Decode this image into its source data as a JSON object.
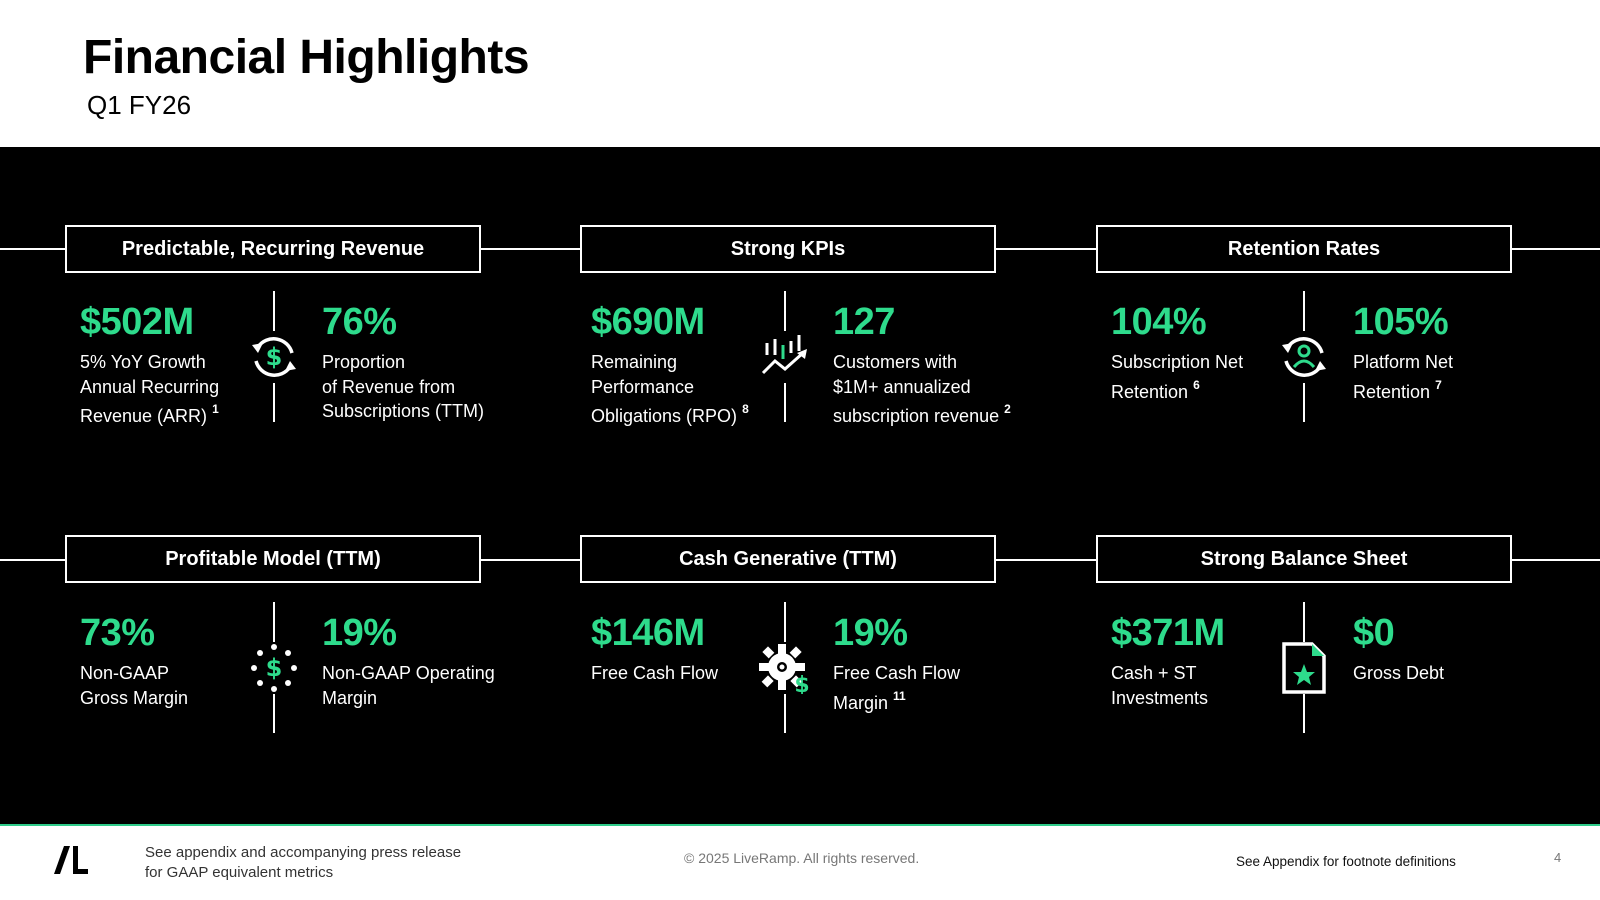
{
  "slide": {
    "title": "Financial Highlights",
    "subtitle": "Q1 FY26"
  },
  "colors": {
    "accent": "#2edb8c",
    "panel": "#000000",
    "text": "#ffffff"
  },
  "row1": {
    "categories": [
      "Predictable, Recurring Revenue",
      "Strong KPIs",
      "Retention Rates"
    ],
    "groups": [
      {
        "icon": "recurring-dollar-icon",
        "left": {
          "value": "$502M",
          "lines": [
            "5% YoY Growth",
            "Annual Recurring",
            "Revenue (ARR)"
          ],
          "footnote": "1"
        },
        "right": {
          "value": "76%",
          "lines": [
            "Proportion",
            "of Revenue from",
            "Subscriptions (TTM)"
          ],
          "footnote": ""
        }
      },
      {
        "icon": "growth-chart-icon",
        "left": {
          "value": "$690M",
          "lines": [
            "Remaining",
            "Performance",
            "Obligations (RPO)"
          ],
          "footnote": "8"
        },
        "right": {
          "value": "127",
          "lines": [
            "Customers with",
            "$1M+ annualized",
            "subscription revenue"
          ],
          "footnote": "2"
        }
      },
      {
        "icon": "user-refresh-icon",
        "left": {
          "value": "104%",
          "lines": [
            "Subscription Net",
            "Retention"
          ],
          "footnote": "6"
        },
        "right": {
          "value": "105%",
          "lines": [
            "Platform Net",
            "Retention"
          ],
          "footnote": "7"
        }
      }
    ]
  },
  "row2": {
    "categories": [
      "Profitable Model (TTM)",
      "Cash Generative (TTM)",
      "Strong Balance Sheet"
    ],
    "groups": [
      {
        "icon": "dotted-dollar-icon",
        "left": {
          "value": "73%",
          "lines": [
            "Non-GAAP",
            "Gross Margin"
          ],
          "footnote": ""
        },
        "right": {
          "value": "19%",
          "lines": [
            "Non-GAAP Operating",
            "Margin"
          ],
          "footnote": ""
        }
      },
      {
        "icon": "gear-dollar-icon",
        "left": {
          "value": "$146M",
          "lines": [
            "Free Cash Flow"
          ],
          "footnote": ""
        },
        "right": {
          "value": "19%",
          "lines": [
            "Free Cash Flow",
            "Margin"
          ],
          "footnote": "11"
        }
      },
      {
        "icon": "document-star-icon",
        "left": {
          "value": "$371M",
          "lines": [
            "Cash + ST",
            "Investments"
          ],
          "footnote": ""
        },
        "right": {
          "value": "$0",
          "lines": [
            "Gross Debt"
          ],
          "footnote": ""
        }
      }
    ]
  },
  "footer": {
    "logo": "/L",
    "note_lines": [
      "See appendix and accompanying press release",
      "for GAAP equivalent metrics"
    ],
    "copyright": "© 2025 LiveRamp. All rights reserved.",
    "footnote_ref": "See Appendix for footnote definitions",
    "page_number": "4"
  }
}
___
> **TASK DESCRIPTION**
Which lines above hold the word "icon"? Copy each of them.

> **THE OUTPUT**
        "icon": "recurring-dollar-icon",
        "icon": "growth-chart-icon",
        "icon": "user-refresh-icon",
        "icon": "dotted-dollar-icon",
        "icon": "gear-dollar-icon",
        "icon": "document-star-icon",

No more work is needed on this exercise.